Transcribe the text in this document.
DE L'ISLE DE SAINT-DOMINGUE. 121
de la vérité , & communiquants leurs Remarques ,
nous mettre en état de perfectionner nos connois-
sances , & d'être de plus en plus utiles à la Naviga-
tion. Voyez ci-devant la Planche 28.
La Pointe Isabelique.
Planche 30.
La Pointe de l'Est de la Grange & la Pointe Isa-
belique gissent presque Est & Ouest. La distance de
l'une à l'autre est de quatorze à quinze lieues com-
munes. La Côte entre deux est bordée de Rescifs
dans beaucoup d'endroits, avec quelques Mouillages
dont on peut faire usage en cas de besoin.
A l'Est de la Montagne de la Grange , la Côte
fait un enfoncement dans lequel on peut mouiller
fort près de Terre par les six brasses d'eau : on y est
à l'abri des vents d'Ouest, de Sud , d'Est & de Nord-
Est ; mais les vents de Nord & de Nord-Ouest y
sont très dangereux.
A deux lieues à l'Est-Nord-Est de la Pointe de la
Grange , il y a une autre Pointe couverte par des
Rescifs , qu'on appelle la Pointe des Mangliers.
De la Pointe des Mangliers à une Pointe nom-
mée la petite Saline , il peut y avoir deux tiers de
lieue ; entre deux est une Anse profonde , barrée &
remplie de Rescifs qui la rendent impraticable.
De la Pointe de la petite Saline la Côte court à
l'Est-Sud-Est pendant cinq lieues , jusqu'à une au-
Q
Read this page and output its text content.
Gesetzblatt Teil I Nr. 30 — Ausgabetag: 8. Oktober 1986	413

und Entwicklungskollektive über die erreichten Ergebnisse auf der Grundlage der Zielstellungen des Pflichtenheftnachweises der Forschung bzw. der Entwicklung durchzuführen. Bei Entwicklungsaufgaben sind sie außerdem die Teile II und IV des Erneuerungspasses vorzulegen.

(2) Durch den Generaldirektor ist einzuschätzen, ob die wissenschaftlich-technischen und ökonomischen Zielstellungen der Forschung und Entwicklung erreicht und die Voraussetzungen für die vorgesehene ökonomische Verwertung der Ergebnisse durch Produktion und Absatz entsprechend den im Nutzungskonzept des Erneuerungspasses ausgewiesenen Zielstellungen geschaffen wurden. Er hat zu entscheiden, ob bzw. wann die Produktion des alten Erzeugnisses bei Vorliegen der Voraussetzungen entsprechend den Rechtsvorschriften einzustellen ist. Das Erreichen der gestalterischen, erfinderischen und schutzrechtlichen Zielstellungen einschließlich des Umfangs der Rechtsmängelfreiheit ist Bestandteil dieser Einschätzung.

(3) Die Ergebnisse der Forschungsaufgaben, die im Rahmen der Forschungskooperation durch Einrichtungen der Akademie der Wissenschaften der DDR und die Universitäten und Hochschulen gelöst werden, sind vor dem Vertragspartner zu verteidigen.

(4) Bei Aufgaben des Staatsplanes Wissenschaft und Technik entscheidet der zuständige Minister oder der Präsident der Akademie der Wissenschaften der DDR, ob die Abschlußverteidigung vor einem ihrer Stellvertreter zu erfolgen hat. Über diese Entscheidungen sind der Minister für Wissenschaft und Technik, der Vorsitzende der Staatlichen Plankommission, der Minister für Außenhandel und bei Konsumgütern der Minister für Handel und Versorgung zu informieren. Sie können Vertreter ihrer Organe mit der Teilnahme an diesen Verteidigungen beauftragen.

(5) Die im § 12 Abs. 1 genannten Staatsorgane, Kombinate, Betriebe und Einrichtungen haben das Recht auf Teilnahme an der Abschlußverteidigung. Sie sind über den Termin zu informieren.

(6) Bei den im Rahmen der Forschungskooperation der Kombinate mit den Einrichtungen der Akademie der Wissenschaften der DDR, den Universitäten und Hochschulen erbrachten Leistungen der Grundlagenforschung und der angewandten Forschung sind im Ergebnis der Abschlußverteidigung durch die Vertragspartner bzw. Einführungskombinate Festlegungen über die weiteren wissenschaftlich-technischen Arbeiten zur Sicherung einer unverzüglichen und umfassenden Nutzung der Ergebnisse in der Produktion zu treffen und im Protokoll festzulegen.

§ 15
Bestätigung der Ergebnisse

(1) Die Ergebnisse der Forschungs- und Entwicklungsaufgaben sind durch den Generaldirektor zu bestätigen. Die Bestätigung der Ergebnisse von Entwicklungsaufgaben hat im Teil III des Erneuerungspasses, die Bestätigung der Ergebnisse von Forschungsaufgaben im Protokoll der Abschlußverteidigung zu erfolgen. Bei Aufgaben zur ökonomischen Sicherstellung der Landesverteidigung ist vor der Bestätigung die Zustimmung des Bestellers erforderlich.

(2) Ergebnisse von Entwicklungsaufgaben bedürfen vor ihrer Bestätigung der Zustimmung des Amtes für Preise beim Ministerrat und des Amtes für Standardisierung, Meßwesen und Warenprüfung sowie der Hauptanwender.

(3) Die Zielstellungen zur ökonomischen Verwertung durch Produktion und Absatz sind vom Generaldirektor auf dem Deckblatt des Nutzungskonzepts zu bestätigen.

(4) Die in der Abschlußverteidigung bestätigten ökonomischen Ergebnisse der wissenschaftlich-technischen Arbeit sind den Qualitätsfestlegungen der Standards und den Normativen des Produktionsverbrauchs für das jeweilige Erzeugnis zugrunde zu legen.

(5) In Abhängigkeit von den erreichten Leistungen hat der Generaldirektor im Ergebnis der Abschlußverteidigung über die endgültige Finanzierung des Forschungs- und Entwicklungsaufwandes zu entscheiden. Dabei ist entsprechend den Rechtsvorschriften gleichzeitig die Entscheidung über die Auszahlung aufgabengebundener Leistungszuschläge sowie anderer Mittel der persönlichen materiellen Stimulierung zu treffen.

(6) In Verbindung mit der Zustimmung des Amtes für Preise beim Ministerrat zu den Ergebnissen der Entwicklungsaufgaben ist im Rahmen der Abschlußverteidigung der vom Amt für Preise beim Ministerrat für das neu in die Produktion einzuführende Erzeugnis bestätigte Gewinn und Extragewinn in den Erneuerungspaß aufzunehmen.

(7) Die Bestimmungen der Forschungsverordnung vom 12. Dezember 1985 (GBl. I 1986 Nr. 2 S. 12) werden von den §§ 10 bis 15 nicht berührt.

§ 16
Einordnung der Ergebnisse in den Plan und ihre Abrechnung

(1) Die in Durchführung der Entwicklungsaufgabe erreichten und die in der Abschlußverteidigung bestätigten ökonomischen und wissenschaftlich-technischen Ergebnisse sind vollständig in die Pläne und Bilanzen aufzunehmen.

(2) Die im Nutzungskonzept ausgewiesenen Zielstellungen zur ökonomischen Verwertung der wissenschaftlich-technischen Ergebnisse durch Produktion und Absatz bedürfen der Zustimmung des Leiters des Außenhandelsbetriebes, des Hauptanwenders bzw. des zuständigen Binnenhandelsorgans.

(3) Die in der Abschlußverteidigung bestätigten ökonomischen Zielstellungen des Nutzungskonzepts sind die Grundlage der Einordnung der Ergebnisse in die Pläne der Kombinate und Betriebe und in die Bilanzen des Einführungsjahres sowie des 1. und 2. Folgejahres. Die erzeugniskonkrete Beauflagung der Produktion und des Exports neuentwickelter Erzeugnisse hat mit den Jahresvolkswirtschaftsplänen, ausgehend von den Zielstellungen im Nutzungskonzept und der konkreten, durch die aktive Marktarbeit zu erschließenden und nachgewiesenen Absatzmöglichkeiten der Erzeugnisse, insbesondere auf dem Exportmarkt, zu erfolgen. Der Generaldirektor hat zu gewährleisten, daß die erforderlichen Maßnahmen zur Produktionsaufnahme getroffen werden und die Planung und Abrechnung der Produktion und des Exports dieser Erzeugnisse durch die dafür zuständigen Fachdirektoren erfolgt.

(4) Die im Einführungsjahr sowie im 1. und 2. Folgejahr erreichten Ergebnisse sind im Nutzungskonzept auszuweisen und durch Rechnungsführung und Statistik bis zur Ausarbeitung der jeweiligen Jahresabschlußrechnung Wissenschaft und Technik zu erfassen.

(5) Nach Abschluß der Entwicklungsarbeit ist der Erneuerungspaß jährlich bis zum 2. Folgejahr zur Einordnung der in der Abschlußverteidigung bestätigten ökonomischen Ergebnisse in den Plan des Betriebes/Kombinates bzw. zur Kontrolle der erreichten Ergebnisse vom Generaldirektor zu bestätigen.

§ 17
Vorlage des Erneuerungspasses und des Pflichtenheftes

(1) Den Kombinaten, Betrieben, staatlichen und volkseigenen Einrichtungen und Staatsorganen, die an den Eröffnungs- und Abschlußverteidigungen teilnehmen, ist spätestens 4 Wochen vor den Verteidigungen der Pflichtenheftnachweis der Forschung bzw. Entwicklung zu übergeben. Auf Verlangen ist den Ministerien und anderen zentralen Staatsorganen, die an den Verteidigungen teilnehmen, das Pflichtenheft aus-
---
Task goal: Show all lines from the listing above in which "Mangliers" appears.

Exercise response:
Rescifs , qu'on appelle la Pointe des Mangliers.
De la Pointe des Mangliers à une Pointe nom-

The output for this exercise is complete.